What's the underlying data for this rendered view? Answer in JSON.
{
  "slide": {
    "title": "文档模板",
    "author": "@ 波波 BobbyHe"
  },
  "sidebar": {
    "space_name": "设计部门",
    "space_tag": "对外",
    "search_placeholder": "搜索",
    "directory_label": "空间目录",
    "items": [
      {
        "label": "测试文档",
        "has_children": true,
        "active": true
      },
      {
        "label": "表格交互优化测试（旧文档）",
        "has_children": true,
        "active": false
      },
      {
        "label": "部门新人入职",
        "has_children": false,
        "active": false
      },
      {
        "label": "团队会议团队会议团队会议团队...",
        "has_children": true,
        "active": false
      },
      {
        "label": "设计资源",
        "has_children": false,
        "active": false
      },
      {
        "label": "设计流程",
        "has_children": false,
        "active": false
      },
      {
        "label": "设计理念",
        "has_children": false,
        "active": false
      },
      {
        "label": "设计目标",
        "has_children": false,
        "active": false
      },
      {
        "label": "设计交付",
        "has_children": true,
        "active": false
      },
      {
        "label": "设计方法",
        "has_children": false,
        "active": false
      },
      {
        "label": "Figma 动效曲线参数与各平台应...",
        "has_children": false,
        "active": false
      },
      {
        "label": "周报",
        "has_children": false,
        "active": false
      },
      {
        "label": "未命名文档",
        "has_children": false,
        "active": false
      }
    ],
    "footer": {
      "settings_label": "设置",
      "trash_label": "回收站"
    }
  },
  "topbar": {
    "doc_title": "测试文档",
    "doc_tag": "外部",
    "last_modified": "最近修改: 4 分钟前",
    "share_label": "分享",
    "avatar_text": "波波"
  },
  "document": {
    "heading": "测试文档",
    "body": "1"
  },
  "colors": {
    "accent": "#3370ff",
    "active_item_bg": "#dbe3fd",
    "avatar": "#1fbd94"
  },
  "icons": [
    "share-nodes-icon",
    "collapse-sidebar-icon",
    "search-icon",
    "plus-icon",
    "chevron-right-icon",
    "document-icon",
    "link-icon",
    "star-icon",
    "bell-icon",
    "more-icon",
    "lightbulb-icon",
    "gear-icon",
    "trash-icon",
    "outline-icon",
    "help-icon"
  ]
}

_____

◆ DESCRIPTION OF THE TASK ◆
Repeat the data verbatim.

◆ CORRECT OUTPUT ◆
What's the underlying data for this rendered view? Answer in JSON.
{
  "slide": {
    "title": "文档模板",
    "author": "@ 波波 BobbyHe"
  },
  "sidebar": {
    "space_name": "设计部门",
    "space_tag": "对外",
    "search_placeholder": "搜索",
    "directory_label": "空间目录",
    "items": [
      {
        "label": "测试文档",
        "has_children": true,
        "active": true
      },
      {
        "label": "表格交互优化测试（旧文档）",
        "has_children": true,
        "active": false
      },
      {
        "label": "部门新人入职",
        "has_children": false,
        "active": false
      },
      {
        "label": "团队会议团队会议团队会议团队...",
        "has_children": true,
        "active": false
      },
      {
        "label": "设计资源",
        "has_children": false,
        "active": false
      },
      {
        "label": "设计流程",
        "has_children": false,
        "active": false
      },
      {
        "label": "设计理念",
        "has_children": false,
        "active": false
      },
      {
        "label": "设计目标",
        "has_children": false,
        "active": false
      },
      {
        "label": "设计交付",
        "has_children": true,
        "active": false
      },
      {
        "label": "设计方法",
        "has_children": false,
        "active": false
      },
      {
        "label": "Figma 动效曲线参数与各平台应...",
        "has_children": false,
        "active": false
      },
      {
        "label": "周报",
        "has_children": false,
        "active": false
      },
      {
        "label": "未命名文档",
        "has_children": false,
        "active": false
      }
    ],
    "footer": {
      "settings_label": "设置",
      "trash_label": "回收站"
    }
  },
  "topbar": {
    "doc_title": "测试文档",
    "doc_tag": "外部",
    "last_modified": "最近修改: 4 分钟前",
    "share_label": "分享",
    "avatar_text": "波波"
  },
  "document": {
    "heading": "测试文档",
    "body": "1"
  },
  "colors": {
    "accent": "#3370ff",
    "active_item_bg": "#dbe3fd",
    "avatar": "#1fbd94"
  },
  "icons": [
    "share-nodes-icon",
    "collapse-sidebar-icon",
    "search-icon",
    "plus-icon",
    "chevron-right-icon",
    "document-icon",
    "link-icon",
    "star-icon",
    "bell-icon",
    "more-icon",
    "lightbulb-icon",
    "gear-icon",
    "trash-icon",
    "outline-icon",
    "help-icon"
  ]
}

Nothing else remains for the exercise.